**The request:** Write out every line below that includes the word "автоматических".

**Available records:**
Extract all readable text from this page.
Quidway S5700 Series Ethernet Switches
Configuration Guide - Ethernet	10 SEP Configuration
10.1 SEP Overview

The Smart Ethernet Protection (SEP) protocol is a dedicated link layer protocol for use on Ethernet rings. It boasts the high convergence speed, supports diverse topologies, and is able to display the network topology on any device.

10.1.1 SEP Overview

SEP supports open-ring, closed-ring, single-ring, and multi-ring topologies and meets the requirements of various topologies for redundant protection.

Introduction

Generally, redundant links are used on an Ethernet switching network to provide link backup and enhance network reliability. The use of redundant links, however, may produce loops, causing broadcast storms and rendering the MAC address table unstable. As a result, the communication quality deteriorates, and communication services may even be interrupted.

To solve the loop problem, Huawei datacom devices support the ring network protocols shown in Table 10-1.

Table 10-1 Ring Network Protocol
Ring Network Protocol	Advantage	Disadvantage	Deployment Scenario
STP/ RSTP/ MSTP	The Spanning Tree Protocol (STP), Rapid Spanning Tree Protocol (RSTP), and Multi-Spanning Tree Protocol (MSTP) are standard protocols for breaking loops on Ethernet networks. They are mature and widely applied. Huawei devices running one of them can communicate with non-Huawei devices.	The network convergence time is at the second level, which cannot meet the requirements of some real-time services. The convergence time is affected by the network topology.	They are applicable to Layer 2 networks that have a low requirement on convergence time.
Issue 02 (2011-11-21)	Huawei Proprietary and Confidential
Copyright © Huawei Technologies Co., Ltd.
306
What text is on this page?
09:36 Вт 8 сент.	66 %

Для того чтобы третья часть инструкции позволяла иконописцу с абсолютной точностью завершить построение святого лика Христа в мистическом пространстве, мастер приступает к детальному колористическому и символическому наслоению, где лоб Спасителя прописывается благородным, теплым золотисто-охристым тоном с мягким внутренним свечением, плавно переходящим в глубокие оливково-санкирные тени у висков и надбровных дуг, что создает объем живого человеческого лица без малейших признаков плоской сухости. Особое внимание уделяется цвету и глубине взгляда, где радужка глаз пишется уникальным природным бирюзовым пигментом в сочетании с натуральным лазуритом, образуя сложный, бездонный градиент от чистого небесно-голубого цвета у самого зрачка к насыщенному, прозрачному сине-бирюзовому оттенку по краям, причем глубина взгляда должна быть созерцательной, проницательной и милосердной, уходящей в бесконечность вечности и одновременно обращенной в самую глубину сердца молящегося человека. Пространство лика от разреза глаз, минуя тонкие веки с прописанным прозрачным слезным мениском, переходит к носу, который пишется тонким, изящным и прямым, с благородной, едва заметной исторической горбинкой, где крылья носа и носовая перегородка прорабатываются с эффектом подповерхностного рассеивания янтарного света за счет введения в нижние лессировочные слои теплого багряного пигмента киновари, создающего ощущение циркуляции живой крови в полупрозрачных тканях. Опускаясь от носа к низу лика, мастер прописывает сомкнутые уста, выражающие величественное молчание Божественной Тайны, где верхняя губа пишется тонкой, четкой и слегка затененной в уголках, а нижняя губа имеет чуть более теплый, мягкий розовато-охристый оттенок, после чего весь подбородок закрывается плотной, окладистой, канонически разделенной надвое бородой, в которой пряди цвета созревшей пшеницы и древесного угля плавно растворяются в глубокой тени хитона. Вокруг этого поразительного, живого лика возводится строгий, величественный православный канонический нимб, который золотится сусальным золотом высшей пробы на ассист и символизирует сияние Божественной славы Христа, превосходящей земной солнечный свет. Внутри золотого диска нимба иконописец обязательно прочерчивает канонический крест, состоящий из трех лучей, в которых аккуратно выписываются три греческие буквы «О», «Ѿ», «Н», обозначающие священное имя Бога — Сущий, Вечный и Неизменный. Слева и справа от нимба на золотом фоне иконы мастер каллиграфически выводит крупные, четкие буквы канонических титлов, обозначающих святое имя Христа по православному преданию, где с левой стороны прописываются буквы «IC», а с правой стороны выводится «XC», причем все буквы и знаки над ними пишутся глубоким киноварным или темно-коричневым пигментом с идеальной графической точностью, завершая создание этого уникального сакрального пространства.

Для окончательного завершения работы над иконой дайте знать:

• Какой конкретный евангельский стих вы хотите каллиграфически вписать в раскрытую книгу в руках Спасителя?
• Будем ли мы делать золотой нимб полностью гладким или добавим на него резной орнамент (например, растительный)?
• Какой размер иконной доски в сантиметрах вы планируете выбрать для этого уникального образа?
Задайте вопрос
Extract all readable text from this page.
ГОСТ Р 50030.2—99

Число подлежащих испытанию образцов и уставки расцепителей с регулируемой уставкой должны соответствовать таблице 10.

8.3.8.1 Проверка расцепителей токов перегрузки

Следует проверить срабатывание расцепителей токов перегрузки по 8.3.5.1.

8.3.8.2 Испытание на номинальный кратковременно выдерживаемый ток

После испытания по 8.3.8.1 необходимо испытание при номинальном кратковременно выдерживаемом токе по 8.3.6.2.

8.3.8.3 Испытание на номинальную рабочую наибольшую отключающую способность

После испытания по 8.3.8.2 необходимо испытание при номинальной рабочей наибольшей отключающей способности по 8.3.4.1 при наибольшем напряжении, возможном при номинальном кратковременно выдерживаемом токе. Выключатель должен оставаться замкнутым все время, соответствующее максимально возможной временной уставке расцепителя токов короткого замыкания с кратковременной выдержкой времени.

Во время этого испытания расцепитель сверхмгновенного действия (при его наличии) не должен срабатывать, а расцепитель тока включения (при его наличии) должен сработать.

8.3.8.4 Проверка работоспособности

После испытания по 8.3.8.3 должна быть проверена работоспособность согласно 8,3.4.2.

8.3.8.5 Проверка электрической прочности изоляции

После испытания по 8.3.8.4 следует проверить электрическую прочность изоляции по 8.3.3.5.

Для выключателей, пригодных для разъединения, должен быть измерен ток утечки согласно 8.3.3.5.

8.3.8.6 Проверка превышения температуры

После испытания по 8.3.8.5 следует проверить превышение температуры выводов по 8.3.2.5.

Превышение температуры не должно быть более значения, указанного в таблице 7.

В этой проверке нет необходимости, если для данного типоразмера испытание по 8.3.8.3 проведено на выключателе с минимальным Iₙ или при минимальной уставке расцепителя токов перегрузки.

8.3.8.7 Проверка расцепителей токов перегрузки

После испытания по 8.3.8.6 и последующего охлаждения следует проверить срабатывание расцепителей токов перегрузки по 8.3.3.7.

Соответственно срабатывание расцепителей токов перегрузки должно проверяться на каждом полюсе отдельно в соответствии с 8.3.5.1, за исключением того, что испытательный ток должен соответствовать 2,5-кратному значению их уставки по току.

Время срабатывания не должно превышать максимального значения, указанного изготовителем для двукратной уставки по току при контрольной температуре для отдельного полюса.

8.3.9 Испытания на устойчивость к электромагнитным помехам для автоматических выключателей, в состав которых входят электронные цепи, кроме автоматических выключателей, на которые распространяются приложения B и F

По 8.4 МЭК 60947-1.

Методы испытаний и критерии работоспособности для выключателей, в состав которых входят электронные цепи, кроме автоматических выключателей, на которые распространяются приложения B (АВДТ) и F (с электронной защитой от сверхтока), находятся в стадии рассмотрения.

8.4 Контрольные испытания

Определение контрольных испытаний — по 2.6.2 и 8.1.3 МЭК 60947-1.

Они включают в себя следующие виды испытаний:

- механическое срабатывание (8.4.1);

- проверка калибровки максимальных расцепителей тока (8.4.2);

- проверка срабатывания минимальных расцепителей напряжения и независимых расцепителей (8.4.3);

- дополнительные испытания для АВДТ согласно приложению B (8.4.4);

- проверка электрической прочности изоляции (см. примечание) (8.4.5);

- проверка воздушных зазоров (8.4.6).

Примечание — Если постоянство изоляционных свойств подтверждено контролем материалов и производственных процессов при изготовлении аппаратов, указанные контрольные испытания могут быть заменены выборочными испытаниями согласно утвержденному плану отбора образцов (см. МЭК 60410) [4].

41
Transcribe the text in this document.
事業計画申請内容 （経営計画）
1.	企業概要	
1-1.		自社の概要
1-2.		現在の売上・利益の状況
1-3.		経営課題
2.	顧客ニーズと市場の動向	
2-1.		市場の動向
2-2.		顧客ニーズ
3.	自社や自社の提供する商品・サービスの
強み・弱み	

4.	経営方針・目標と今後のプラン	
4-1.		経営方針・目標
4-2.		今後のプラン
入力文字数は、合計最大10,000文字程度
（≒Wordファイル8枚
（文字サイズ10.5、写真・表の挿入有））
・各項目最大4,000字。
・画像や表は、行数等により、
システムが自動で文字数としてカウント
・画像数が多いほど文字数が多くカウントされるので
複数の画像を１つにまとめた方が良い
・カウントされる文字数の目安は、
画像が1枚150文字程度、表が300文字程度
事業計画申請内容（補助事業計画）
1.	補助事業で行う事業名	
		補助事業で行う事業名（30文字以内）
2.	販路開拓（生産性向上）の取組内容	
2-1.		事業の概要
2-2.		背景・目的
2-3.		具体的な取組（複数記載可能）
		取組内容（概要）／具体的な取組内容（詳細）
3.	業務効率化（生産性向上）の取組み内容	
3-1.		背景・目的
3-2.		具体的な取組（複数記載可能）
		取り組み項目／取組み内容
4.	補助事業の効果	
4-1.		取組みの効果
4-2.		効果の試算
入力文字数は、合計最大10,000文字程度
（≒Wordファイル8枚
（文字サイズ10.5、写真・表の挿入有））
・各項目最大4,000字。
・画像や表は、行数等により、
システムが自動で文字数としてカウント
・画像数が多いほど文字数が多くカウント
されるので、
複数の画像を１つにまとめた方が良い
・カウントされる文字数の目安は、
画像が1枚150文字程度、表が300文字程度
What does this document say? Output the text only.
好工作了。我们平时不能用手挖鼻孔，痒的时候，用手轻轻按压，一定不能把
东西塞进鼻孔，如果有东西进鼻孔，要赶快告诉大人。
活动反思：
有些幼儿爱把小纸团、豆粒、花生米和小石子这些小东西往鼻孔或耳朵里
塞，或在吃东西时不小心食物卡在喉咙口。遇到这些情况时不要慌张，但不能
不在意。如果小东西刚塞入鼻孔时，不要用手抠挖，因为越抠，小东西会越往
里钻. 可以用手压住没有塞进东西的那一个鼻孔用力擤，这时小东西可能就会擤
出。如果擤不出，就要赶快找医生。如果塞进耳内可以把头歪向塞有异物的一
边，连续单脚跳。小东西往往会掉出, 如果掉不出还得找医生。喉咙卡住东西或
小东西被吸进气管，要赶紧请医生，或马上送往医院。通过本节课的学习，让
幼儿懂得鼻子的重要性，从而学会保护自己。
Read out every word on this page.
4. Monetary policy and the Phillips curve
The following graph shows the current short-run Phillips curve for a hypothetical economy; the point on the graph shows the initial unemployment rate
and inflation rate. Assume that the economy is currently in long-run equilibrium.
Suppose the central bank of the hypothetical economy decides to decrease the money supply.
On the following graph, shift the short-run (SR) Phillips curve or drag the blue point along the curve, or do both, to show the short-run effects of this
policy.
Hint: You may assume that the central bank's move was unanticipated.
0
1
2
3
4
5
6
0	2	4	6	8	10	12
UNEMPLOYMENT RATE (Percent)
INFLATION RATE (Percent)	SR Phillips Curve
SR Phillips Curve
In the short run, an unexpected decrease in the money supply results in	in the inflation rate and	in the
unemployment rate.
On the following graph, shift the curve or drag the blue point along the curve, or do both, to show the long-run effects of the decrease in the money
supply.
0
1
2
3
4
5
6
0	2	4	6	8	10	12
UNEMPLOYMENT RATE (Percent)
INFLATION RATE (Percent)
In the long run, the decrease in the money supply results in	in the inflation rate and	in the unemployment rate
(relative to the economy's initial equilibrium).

**Result of the exercise:**
8.3.9 Испытания на устойчивость к электромагнитным помехам для автоматических выключателей, в состав которых входят электронные цепи, кроме автоматических выключателей, на которые распространяются приложения B и F
Методы испытаний и критерии работоспособности для выключателей, в состав которых входят электронные цепи, кроме автоматических выключателей, на которые распространяются приложения B (АВДТ) и F (с электронной защитой от сверхтока), находятся в стадии рассмотрения.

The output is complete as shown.